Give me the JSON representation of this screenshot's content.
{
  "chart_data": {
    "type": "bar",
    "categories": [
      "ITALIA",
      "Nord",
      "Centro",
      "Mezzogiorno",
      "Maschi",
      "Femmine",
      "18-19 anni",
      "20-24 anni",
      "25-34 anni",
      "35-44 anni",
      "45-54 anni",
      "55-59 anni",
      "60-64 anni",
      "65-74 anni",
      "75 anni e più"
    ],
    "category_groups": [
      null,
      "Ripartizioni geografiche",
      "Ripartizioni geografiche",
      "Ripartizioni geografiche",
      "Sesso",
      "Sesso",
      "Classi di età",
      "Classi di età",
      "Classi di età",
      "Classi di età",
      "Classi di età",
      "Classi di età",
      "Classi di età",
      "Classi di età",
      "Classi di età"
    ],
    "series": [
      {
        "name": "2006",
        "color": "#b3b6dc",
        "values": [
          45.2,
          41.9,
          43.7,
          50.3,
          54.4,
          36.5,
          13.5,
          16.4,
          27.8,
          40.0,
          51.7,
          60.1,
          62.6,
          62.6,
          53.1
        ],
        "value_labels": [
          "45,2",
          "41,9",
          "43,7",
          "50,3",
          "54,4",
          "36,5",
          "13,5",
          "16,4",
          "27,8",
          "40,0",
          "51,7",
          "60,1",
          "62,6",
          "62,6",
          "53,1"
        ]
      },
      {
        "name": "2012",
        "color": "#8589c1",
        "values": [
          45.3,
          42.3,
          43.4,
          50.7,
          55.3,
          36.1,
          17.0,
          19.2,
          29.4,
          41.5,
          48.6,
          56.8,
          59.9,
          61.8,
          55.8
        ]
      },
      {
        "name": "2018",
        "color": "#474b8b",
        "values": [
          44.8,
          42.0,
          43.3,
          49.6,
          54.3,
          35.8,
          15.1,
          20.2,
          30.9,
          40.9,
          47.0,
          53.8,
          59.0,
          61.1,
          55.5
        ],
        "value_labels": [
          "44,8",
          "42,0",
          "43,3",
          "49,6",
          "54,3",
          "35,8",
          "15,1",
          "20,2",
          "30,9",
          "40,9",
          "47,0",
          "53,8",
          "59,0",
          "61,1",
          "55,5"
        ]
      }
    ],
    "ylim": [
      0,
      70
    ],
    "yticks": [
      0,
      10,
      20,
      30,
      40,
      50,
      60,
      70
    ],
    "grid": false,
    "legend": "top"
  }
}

#### Instructions to follow:
All of the lines above must be returned exactly.

#### Full output:
Give me the JSON representation of this screenshot's content.
{
  "chart_data": {
    "type": "bar",
    "categories": [
      "ITALIA",
      "Nord",
      "Centro",
      "Mezzogiorno",
      "Maschi",
      "Femmine",
      "18-19 anni",
      "20-24 anni",
      "25-34 anni",
      "35-44 anni",
      "45-54 anni",
      "55-59 anni",
      "60-64 anni",
      "65-74 anni",
      "75 anni e più"
    ],
    "category_groups": [
      null,
      "Ripartizioni geografiche",
      "Ripartizioni geografiche",
      "Ripartizioni geografiche",
      "Sesso",
      "Sesso",
      "Classi di età",
      "Classi di età",
      "Classi di età",
      "Classi di età",
      "Classi di età",
      "Classi di età",
      "Classi di età",
      "Classi di età",
      "Classi di età"
    ],
    "series": [
      {
        "name": "2006",
        "color": "#b3b6dc",
        "values": [
          45.2,
          41.9,
          43.7,
          50.3,
          54.4,
          36.5,
          13.5,
          16.4,
          27.8,
          40.0,
          51.7,
          60.1,
          62.6,
          62.6,
          53.1
        ],
        "value_labels": [
          "45,2",
          "41,9",
          "43,7",
          "50,3",
          "54,4",
          "36,5",
          "13,5",
          "16,4",
          "27,8",
          "40,0",
          "51,7",
          "60,1",
          "62,6",
          "62,6",
          "53,1"
        ]
      },
      {
        "name": "2012",
        "color": "#8589c1",
        "values": [
          45.3,
          42.3,
          43.4,
          50.7,
          55.3,
          36.1,
          17.0,
          19.2,
          29.4,
          41.5,
          48.6,
          56.8,
          59.9,
          61.8,
          55.8
        ]
      },
      {
        "name": "2018",
        "color": "#474b8b",
        "values": [
          44.8,
          42.0,
          43.3,
          49.6,
          54.3,
          35.8,
          15.1,
          20.2,
          30.9,
          40.9,
          47.0,
          53.8,
          59.0,
          61.1,
          55.5
        ],
        "value_labels": [
          "44,8",
          "42,0",
          "43,3",
          "49,6",
          "54,3",
          "35,8",
          "15,1",
          "20,2",
          "30,9",
          "40,9",
          "47,0",
          "53,8",
          "59,0",
          "61,1",
          "55,5"
        ]
      }
    ],
    "ylim": [
      0,
      70
    ],
    "yticks": [
      0,
      10,
      20,
      30,
      40,
      50,
      60,
      70
    ],
    "grid": false,
    "legend": "top"
  }
}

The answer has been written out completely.